▶ Exercise description: Write out the entire listing below exactly as it appears, minus any pictures.
___ Record set
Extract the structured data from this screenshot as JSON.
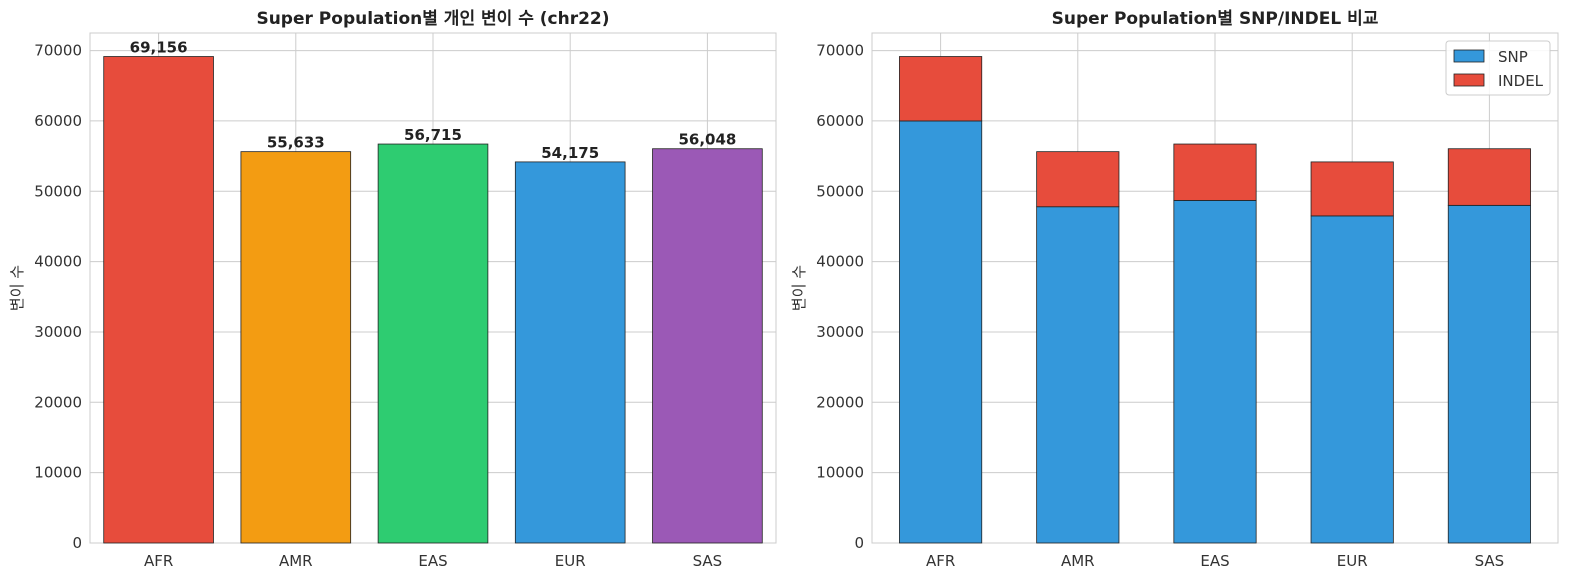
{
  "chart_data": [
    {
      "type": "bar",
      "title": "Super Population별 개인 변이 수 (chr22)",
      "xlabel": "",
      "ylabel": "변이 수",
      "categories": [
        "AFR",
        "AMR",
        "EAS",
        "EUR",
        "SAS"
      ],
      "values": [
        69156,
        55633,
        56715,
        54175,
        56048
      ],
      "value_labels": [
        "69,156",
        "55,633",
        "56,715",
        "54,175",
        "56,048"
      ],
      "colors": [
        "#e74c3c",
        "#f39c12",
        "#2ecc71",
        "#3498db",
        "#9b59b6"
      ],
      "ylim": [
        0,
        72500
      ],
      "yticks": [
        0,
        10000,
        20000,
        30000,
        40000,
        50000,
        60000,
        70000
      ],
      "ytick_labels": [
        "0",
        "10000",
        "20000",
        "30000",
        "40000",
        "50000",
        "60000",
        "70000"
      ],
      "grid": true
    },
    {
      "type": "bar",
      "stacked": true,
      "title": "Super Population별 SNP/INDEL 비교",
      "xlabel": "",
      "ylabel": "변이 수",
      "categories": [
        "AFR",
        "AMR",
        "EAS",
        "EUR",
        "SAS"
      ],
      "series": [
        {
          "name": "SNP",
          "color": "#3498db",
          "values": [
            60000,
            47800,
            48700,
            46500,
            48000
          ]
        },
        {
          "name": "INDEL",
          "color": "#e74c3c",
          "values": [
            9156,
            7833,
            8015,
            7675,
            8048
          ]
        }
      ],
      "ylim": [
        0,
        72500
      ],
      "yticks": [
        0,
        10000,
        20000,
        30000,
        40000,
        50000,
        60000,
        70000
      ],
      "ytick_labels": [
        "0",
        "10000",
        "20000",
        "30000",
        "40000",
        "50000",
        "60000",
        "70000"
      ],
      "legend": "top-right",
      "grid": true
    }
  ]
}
______
▶ Answer for the task:
Extract the structured data from this screenshot as JSON.
{
  "chart_data": [
    {
      "type": "bar",
      "title": "Super Population별 개인 변이 수 (chr22)",
      "xlabel": "",
      "ylabel": "변이 수",
      "categories": [
        "AFR",
        "AMR",
        "EAS",
        "EUR",
        "SAS"
      ],
      "values": [
        69156,
        55633,
        56715,
        54175,
        56048
      ],
      "value_labels": [
        "69,156",
        "55,633",
        "56,715",
        "54,175",
        "56,048"
      ],
      "colors": [
        "#e74c3c",
        "#f39c12",
        "#2ecc71",
        "#3498db",
        "#9b59b6"
      ],
      "ylim": [
        0,
        72500
      ],
      "yticks": [
        0,
        10000,
        20000,
        30000,
        40000,
        50000,
        60000,
        70000
      ],
      "ytick_labels": [
        "0",
        "10000",
        "20000",
        "30000",
        "40000",
        "50000",
        "60000",
        "70000"
      ],
      "grid": true
    },
    {
      "type": "bar",
      "stacked": true,
      "title": "Super Population별 SNP/INDEL 비교",
      "xlabel": "",
      "ylabel": "변이 수",
      "categories": [
        "AFR",
        "AMR",
        "EAS",
        "EUR",
        "SAS"
      ],
      "series": [
        {
          "name": "SNP",
          "color": "#3498db",
          "values": [
            60000,
            47800,
            48700,
            46500,
            48000
          ]
        },
        {
          "name": "INDEL",
          "color": "#e74c3c",
          "values": [
            9156,
            7833,
            8015,
            7675,
            8048
          ]
        }
      ],
      "ylim": [
        0,
        72500
      ],
      "yticks": [
        0,
        10000,
        20000,
        30000,
        40000,
        50000,
        60000,
        70000
      ],
      "ytick_labels": [
        "0",
        "10000",
        "20000",
        "30000",
        "40000",
        "50000",
        "60000",
        "70000"
      ],
      "legend": "top-right",
      "grid": true
    }
  ]
}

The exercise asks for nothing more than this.